> TASK TO COMPLETE: Repeat the data below exactly, dropping any pictures it holds.

[Data entries]
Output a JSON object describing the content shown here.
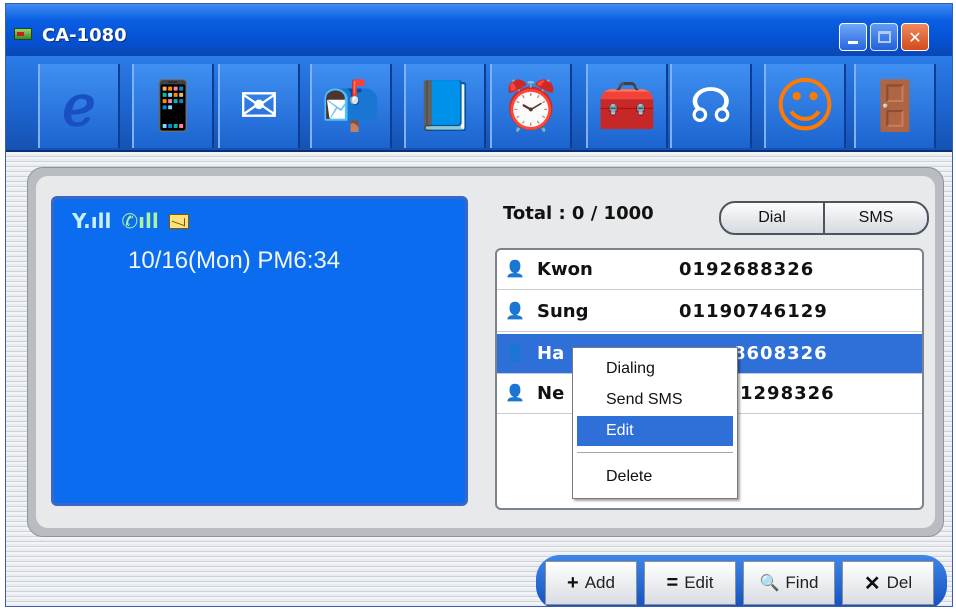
{
  "window": {
    "title": "CA-1080",
    "controls": {
      "minimize": "_",
      "close": "✕"
    }
  },
  "toolbar": [
    {
      "name": "internet-explorer-icon",
      "glyph": "ℯ",
      "color": "#1a4fc4"
    },
    {
      "name": "mobile-phone-icon",
      "glyph": "📱",
      "color": "#222222"
    },
    {
      "name": "write-message-icon",
      "glyph": "✉",
      "color": "#ffffff"
    },
    {
      "name": "mailbox-icon",
      "glyph": "📬",
      "color": "#b3001b"
    },
    {
      "name": "phonebook-icon",
      "glyph": "📘",
      "color": "#1b2f8a"
    },
    {
      "name": "clock-icon",
      "glyph": "⏰",
      "color": "#e9f2ff"
    },
    {
      "name": "toolbox-icon",
      "glyph": "🧰",
      "color": "#b3001b"
    },
    {
      "name": "ring-sound-icon",
      "glyph": "☊",
      "color": "#ffffff"
    },
    {
      "name": "chat-smiley-icon",
      "glyph": "☺",
      "color": "#ff7a00"
    },
    {
      "name": "exit-door-icon",
      "glyph": "🚪",
      "color": "#d8d8d8"
    }
  ],
  "screen": {
    "signal": "Y.ıll",
    "battery": "✆ıll",
    "datetime": "10/16(Mon) PM6:34"
  },
  "contacts": {
    "total_label": "Total : 0 / 1000",
    "dial_label": "Dial",
    "sms_label": "SMS",
    "rows": [
      {
        "name": "Kwon",
        "number": "0192688326"
      },
      {
        "name": "Sung",
        "number": "01190746129"
      },
      {
        "name": "Ha",
        "number": "8608326"
      },
      {
        "name": "Ne",
        "number": "1298326"
      }
    ]
  },
  "context_menu": {
    "items": [
      "Dialing",
      "Send SMS",
      "Edit",
      "Delete"
    ],
    "active": "Edit"
  },
  "bottom_buttons": [
    {
      "icon": "+",
      "label": "Add"
    },
    {
      "icon": "=",
      "label": "Edit"
    },
    {
      "icon": "🔍",
      "label": "Find"
    },
    {
      "icon": "✕",
      "label": "Del"
    }
  ],
  "colors": {
    "titlebar": "#0551d4",
    "screen_blue": "#0b6cf0",
    "selection": "#2f6fd8"
  }
}
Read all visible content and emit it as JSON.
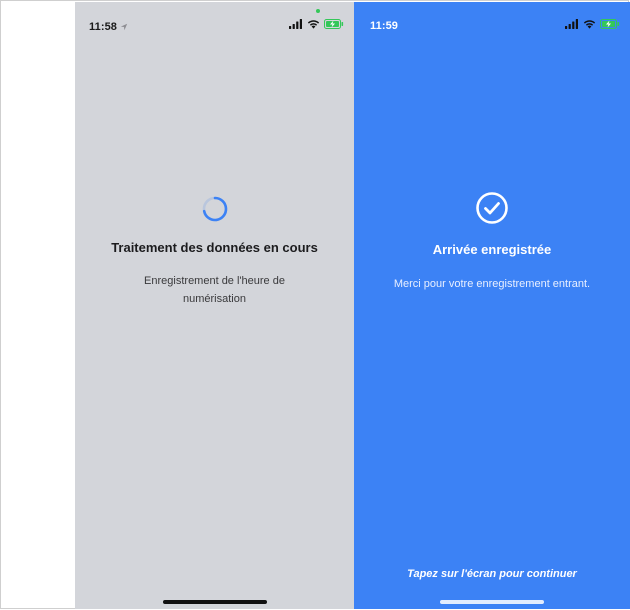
{
  "left_screen": {
    "status_time": "11:58",
    "title": "Traitement des données en cours",
    "subtitle": "Enregistrement de l'heure de numérisation",
    "colors": {
      "background": "#d3d5da",
      "spinner": "#3c82f5"
    }
  },
  "right_screen": {
    "status_time": "11:59",
    "title": "Arrivée enregistrée",
    "subtitle": "Merci pour votre enregistrement entrant.",
    "hint": "Tapez sur l'écran pour continuer",
    "colors": {
      "background": "#3c82f5",
      "foreground": "#ffffff"
    }
  },
  "icons": {
    "spinner": "loading-spinner-icon",
    "check": "checkmark-circle-icon",
    "signal": "cellular-signal-icon",
    "wifi": "wifi-icon",
    "battery": "battery-charging-icon",
    "location": "location-arrow-icon"
  }
}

> RESULT OF THIS TASK:
Output a JSON object describing the content shown here.
{
  "window": {
    "title": "CA-1080",
    "controls": {
      "minimize": "_",
      "close": "✕"
    }
  },
  "toolbar": [
    {
      "name": "internet-explorer-icon",
      "glyph": "ℯ",
      "color": "#1a4fc4"
    },
    {
      "name": "mobile-phone-icon",
      "glyph": "📱",
      "color": "#222222"
    },
    {
      "name": "write-message-icon",
      "glyph": "✉",
      "color": "#ffffff"
    },
    {
      "name": "mailbox-icon",
      "glyph": "📬",
      "color": "#b3001b"
    },
    {
      "name": "phonebook-icon",
      "glyph": "📘",
      "color": "#1b2f8a"
    },
    {
      "name": "clock-icon",
      "glyph": "⏰",
      "color": "#e9f2ff"
    },
    {
      "name": "toolbox-icon",
      "glyph": "🧰",
      "color": "#b3001b"
    },
    {
      "name": "ring-sound-icon",
      "glyph": "☊",
      "color": "#ffffff"
    },
    {
      "name": "chat-smiley-icon",
      "glyph": "☺",
      "color": "#ff7a00"
    },
    {
      "name": "exit-door-icon",
      "glyph": "🚪",
      "color": "#d8d8d8"
    }
  ],
  "screen": {
    "signal": "Y.ıll",
    "battery": "✆ıll",
    "datetime": "10/16(Mon) PM6:34"
  },
  "contacts": {
    "total_label": "Total : 0 / 1000",
    "dial_label": "Dial",
    "sms_label": "SMS",
    "rows": [
      {
        "name": "Kwon",
        "number": "0192688326"
      },
      {
        "name": "Sung",
        "number": "01190746129"
      },
      {
        "name": "Ha",
        "number": "8608326"
      },
      {
        "name": "Ne",
        "number": "1298326"
      }
    ]
  },
  "context_menu": {
    "items": [
      "Dialing",
      "Send SMS",
      "Edit",
      "Delete"
    ],
    "active": "Edit"
  },
  "bottom_buttons": [
    {
      "icon": "+",
      "label": "Add"
    },
    {
      "icon": "=",
      "label": "Edit"
    },
    {
      "icon": "🔍",
      "label": "Find"
    },
    {
      "icon": "✕",
      "label": "Del"
    }
  ],
  "colors": {
    "titlebar": "#0551d4",
    "screen_blue": "#0b6cf0",
    "selection": "#2f6fd8"
  }
}
Read all visible content and emit it as JSON.
{
  "left_screen": {
    "status_time": "11:58",
    "title": "Traitement des données en cours",
    "subtitle": "Enregistrement de l'heure de numérisation",
    "colors": {
      "background": "#d3d5da",
      "spinner": "#3c82f5"
    }
  },
  "right_screen": {
    "status_time": "11:59",
    "title": "Arrivée enregistrée",
    "subtitle": "Merci pour votre enregistrement entrant.",
    "hint": "Tapez sur l'écran pour continuer",
    "colors": {
      "background": "#3c82f5",
      "foreground": "#ffffff"
    }
  },
  "icons": {
    "spinner": "loading-spinner-icon",
    "check": "checkmark-circle-icon",
    "signal": "cellular-signal-icon",
    "wifi": "wifi-icon",
    "battery": "battery-charging-icon",
    "location": "location-arrow-icon"
  }
}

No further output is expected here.